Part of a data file
(begin)

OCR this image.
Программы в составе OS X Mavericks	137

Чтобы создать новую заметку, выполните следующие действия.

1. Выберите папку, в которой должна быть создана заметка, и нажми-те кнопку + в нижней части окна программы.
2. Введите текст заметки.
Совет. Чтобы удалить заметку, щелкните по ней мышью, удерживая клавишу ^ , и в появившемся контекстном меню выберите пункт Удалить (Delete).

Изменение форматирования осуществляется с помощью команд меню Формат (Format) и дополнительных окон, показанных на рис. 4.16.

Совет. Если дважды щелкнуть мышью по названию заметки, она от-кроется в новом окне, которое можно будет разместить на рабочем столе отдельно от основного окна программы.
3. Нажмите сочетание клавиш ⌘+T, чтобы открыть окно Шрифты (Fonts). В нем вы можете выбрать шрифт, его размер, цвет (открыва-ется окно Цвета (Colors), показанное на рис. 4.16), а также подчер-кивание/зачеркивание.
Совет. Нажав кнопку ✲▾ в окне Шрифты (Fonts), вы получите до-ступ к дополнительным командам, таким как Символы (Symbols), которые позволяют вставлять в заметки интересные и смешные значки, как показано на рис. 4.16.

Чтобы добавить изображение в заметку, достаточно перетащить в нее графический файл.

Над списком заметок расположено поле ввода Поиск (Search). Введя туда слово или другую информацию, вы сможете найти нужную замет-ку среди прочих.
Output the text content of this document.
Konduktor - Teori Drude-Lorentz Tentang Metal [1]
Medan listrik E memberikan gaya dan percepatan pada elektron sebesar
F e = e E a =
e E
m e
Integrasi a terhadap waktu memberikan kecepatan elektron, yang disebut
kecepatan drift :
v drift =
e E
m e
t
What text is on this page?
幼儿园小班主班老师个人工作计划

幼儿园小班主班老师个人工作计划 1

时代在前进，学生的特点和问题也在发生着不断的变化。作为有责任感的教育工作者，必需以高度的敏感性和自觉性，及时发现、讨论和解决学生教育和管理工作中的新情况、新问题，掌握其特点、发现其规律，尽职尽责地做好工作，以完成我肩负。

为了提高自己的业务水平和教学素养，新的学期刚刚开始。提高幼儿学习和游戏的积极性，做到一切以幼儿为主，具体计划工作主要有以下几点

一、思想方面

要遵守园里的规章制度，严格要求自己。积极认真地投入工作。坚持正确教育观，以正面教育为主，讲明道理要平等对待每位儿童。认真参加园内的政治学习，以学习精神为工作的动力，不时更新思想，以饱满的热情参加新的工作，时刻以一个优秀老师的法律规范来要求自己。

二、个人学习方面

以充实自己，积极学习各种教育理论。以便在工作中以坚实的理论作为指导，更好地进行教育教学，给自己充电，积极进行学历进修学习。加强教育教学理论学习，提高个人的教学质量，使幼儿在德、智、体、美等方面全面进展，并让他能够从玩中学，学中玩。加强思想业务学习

(end)

▸ **Challenge**
Restate each entry exactly, skipping none.

▸ **The output**
OCR this image.
Программы в составе OS X Mavericks	137

Чтобы создать новую заметку, выполните следующие действия.

1. Выберите папку, в которой должна быть создана заметка, и нажми-те кнопку + в нижней части окна программы.
2. Введите текст заметки.
Совет. Чтобы удалить заметку, щелкните по ней мышью, удерживая клавишу ^ , и в появившемся контекстном меню выберите пункт Удалить (Delete).

Изменение форматирования осуществляется с помощью команд меню Формат (Format) и дополнительных окон, показанных на рис. 4.16.

Совет. Если дважды щелкнуть мышью по названию заметки, она от-кроется в новом окне, которое можно будет разместить на рабочем столе отдельно от основного окна программы.
3. Нажмите сочетание клавиш ⌘+T, чтобы открыть окно Шрифты (Fonts). В нем вы можете выбрать шрифт, его размер, цвет (открыва-ется окно Цвета (Colors), показанное на рис. 4.16), а также подчер-кивание/зачеркивание.
Совет. Нажав кнопку ✲▾ в окне Шрифты (Fonts), вы получите до-ступ к дополнительным командам, таким как Символы (Symbols), которые позволяют вставлять в заметки интересные и смешные значки, как показано на рис. 4.16.

Чтобы добавить изображение в заметку, достаточно перетащить в нее графический файл.

Над списком заметок расположено поле ввода Поиск (Search). Введя туда слово или другую информацию, вы сможете найти нужную замет-ку среди прочих.
Output the text content of this document.
Konduktor - Teori Drude-Lorentz Tentang Metal [1]
Medan listrik E memberikan gaya dan percepatan pada elektron sebesar
F e = e E a =
e E
m e
Integrasi a terhadap waktu memberikan kecepatan elektron, yang disebut
kecepatan drift :
v drift =
e E
m e
t
What text is on this page?
幼儿园小班主班老师个人工作计划

幼儿园小班主班老师个人工作计划 1

时代在前进，学生的特点和问题也在发生着不断的变化。作为有责任感的教育工作者，必需以高度的敏感性和自觉性，及时发现、讨论和解决学生教育和管理工作中的新情况、新问题，掌握其特点、发现其规律，尽职尽责地做好工作，以完成我肩负。

为了提高自己的业务水平和教学素养，新的学期刚刚开始。提高幼儿学习和游戏的积极性，做到一切以幼儿为主，具体计划工作主要有以下几点

一、思想方面

要遵守园里的规章制度，严格要求自己。积极认真地投入工作。坚持正确教育观，以正面教育为主，讲明道理要平等对待每位儿童。认真参加园内的政治学习，以学习精神为工作的动力，不时更新思想，以饱满的热情参加新的工作，时刻以一个优秀老师的法律规范来要求自己。

二、个人学习方面

以充实自己，积极学习各种教育理论。以便在工作中以坚实的理论作为指导，更好地进行教育教学，给自己充电，积极进行学历进修学习。加强教育教学理论学习，提高个人的教学质量，使幼儿在德、智、体、美等方面全面进展，并让他能够从玩中学，学中玩。加强思想业务学习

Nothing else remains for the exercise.